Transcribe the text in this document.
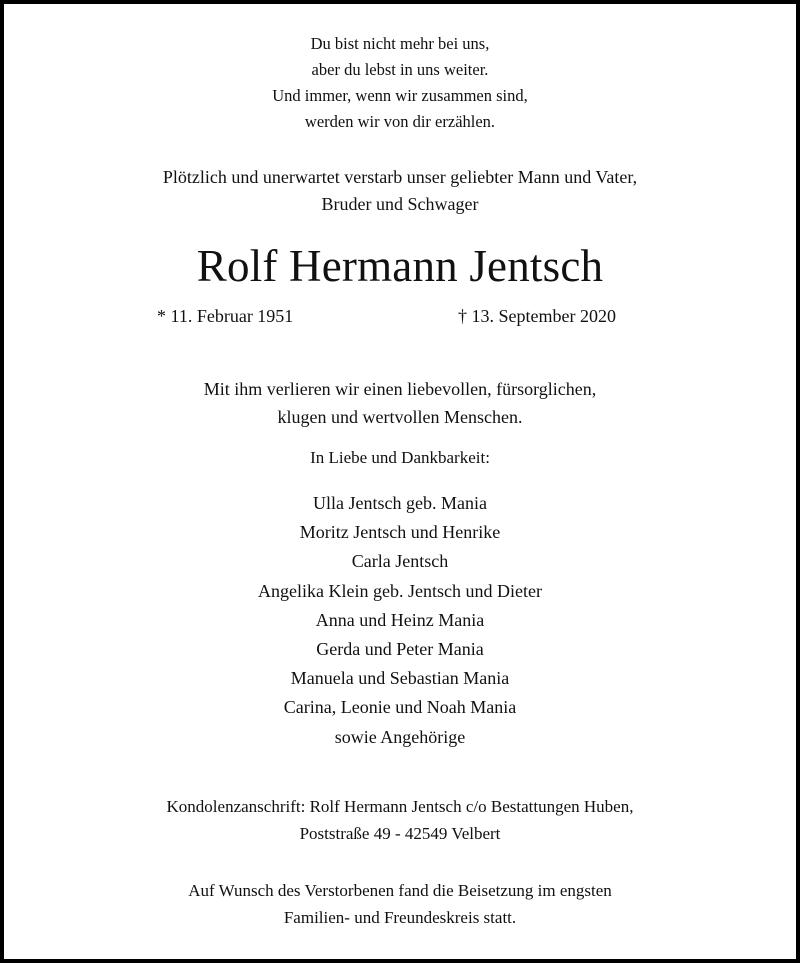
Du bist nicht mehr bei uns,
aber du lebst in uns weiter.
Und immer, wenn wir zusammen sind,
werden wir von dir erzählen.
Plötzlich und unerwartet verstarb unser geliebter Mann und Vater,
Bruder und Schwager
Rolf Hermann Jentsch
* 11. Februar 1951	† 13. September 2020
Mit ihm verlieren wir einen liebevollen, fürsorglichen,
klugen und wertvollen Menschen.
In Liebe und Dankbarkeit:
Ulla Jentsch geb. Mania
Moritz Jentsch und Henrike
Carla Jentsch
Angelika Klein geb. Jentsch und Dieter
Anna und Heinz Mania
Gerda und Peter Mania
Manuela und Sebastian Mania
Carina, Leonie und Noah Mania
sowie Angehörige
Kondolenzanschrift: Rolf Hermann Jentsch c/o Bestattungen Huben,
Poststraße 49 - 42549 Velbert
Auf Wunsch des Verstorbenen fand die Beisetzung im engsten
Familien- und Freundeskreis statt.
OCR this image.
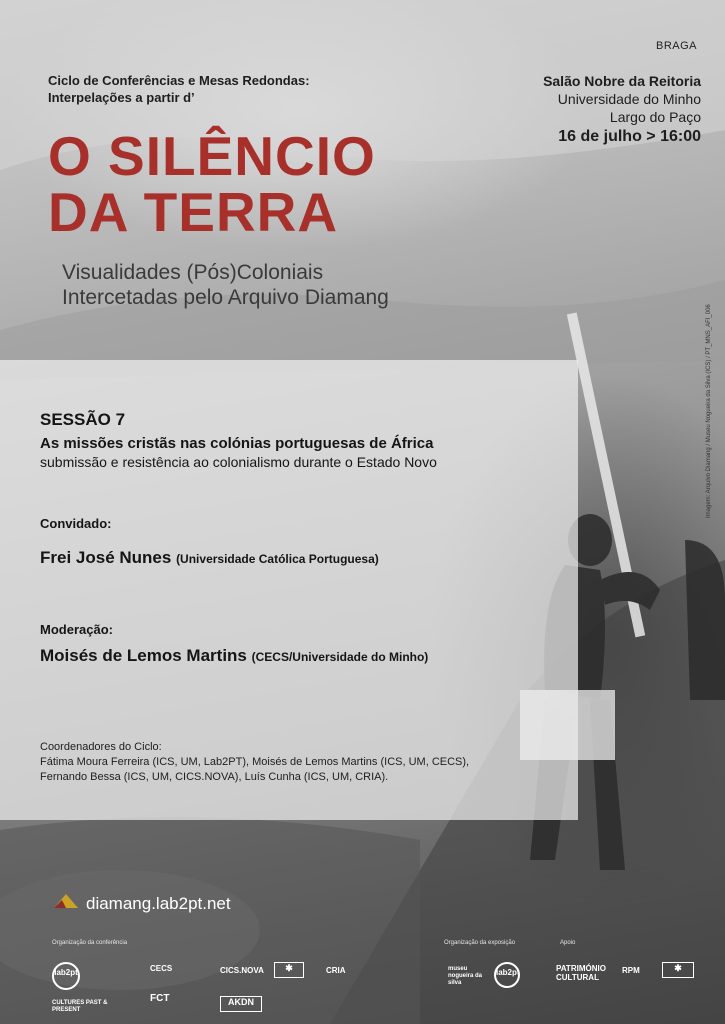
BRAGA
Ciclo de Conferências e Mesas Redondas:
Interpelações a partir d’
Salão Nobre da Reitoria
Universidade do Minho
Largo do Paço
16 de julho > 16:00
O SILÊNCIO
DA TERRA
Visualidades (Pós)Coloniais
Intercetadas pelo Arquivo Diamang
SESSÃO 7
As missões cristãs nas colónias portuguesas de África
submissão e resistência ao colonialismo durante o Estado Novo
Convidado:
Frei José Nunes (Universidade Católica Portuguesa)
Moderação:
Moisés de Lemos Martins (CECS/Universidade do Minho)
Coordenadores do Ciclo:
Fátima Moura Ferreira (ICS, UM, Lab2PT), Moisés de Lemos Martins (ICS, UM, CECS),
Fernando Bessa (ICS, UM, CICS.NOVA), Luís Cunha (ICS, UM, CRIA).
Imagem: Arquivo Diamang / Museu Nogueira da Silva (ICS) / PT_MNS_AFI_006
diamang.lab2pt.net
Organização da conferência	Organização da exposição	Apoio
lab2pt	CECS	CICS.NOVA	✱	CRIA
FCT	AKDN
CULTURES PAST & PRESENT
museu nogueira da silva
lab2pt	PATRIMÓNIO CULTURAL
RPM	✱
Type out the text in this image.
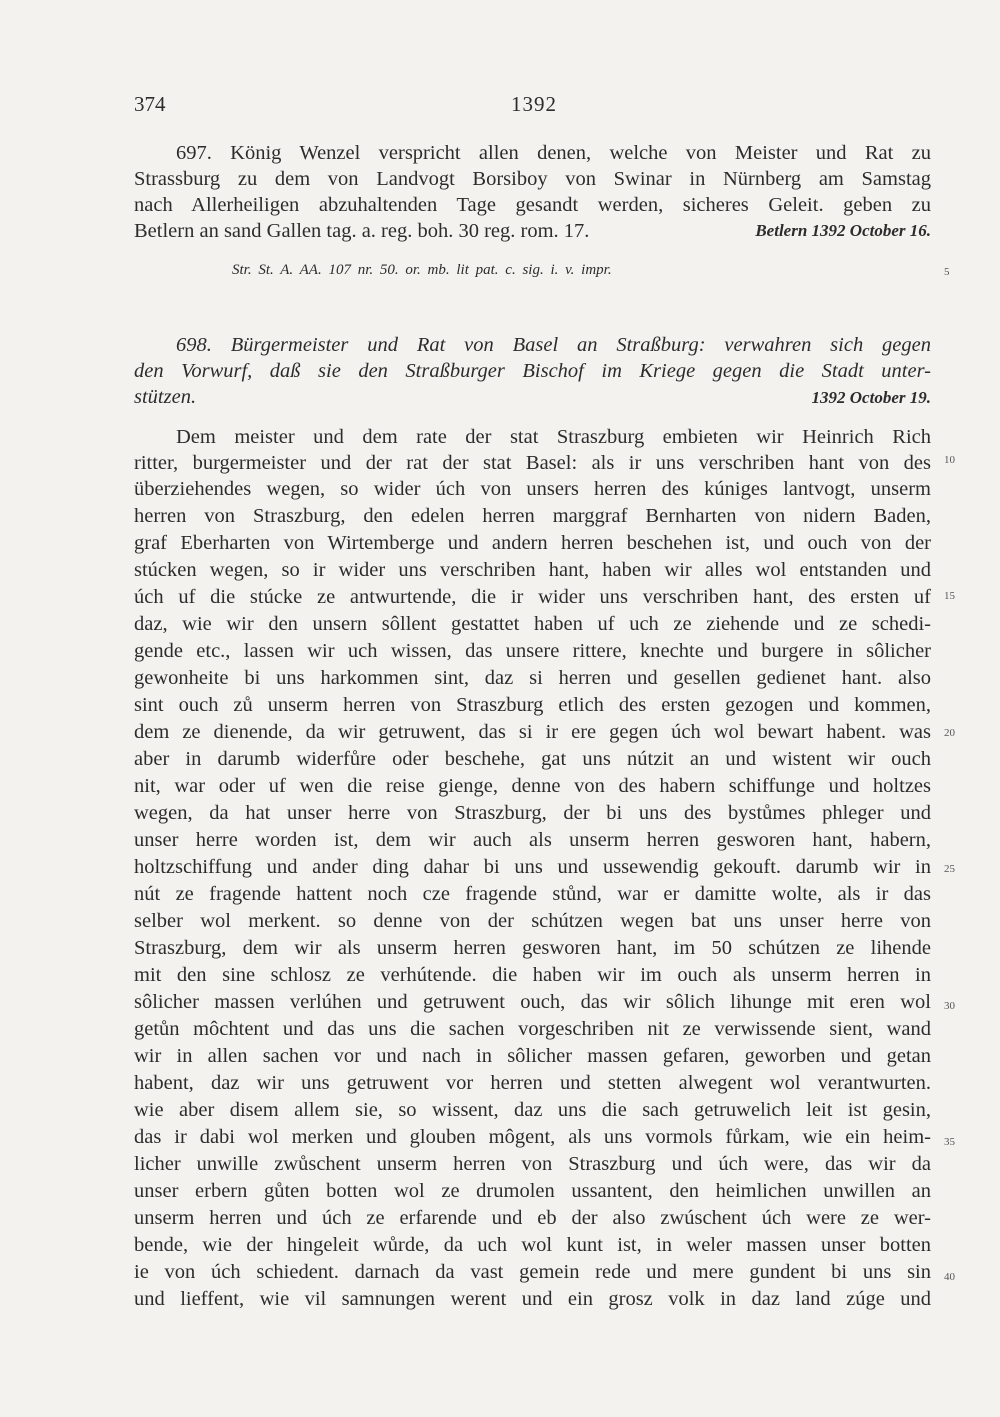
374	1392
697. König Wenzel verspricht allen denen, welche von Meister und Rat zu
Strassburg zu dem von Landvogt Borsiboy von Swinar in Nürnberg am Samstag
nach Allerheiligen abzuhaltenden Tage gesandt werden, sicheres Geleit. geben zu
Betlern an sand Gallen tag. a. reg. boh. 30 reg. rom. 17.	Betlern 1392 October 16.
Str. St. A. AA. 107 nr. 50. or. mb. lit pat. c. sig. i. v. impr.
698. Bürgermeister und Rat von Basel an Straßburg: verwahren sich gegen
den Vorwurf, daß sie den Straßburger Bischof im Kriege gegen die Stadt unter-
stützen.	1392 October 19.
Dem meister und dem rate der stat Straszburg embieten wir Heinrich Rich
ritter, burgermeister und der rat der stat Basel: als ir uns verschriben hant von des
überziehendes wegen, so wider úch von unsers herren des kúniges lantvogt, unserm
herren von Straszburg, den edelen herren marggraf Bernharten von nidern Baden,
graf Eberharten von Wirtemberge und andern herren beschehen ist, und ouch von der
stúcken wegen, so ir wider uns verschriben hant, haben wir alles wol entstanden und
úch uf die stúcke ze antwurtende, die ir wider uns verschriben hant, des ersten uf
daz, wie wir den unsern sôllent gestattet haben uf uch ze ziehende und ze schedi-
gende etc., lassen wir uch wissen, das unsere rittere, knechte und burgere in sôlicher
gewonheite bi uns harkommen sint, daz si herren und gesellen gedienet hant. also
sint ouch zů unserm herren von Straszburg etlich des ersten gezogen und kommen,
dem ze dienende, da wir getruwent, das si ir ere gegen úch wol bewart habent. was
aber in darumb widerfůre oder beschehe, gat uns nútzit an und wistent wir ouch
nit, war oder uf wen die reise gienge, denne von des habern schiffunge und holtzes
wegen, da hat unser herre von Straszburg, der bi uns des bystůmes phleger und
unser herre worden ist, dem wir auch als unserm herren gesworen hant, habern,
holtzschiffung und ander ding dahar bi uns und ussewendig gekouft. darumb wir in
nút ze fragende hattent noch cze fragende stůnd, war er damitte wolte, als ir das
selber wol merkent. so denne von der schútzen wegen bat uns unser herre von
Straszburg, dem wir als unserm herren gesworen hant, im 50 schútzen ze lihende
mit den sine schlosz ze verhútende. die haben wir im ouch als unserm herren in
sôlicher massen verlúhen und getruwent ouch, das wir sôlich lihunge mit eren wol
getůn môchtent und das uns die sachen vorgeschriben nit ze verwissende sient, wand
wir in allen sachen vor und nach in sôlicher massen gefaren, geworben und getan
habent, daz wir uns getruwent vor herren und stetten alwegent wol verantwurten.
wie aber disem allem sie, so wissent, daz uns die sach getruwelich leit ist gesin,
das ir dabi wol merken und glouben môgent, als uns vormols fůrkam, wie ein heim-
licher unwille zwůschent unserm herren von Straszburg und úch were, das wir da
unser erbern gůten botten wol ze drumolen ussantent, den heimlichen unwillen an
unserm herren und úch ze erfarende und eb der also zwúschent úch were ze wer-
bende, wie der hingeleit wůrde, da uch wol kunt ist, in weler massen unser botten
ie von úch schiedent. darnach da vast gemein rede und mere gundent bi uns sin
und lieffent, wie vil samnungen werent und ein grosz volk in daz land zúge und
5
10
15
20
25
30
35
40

**WHAT TO DO**
Return each full line of the entries that contains the word "October".

**SOLVED PROBLEM**
Betlern an sand Gallen tag. a. reg. boh. 30 reg. rom. 17.	Betlern 1392 October 16.
stützen.	1392 October 19.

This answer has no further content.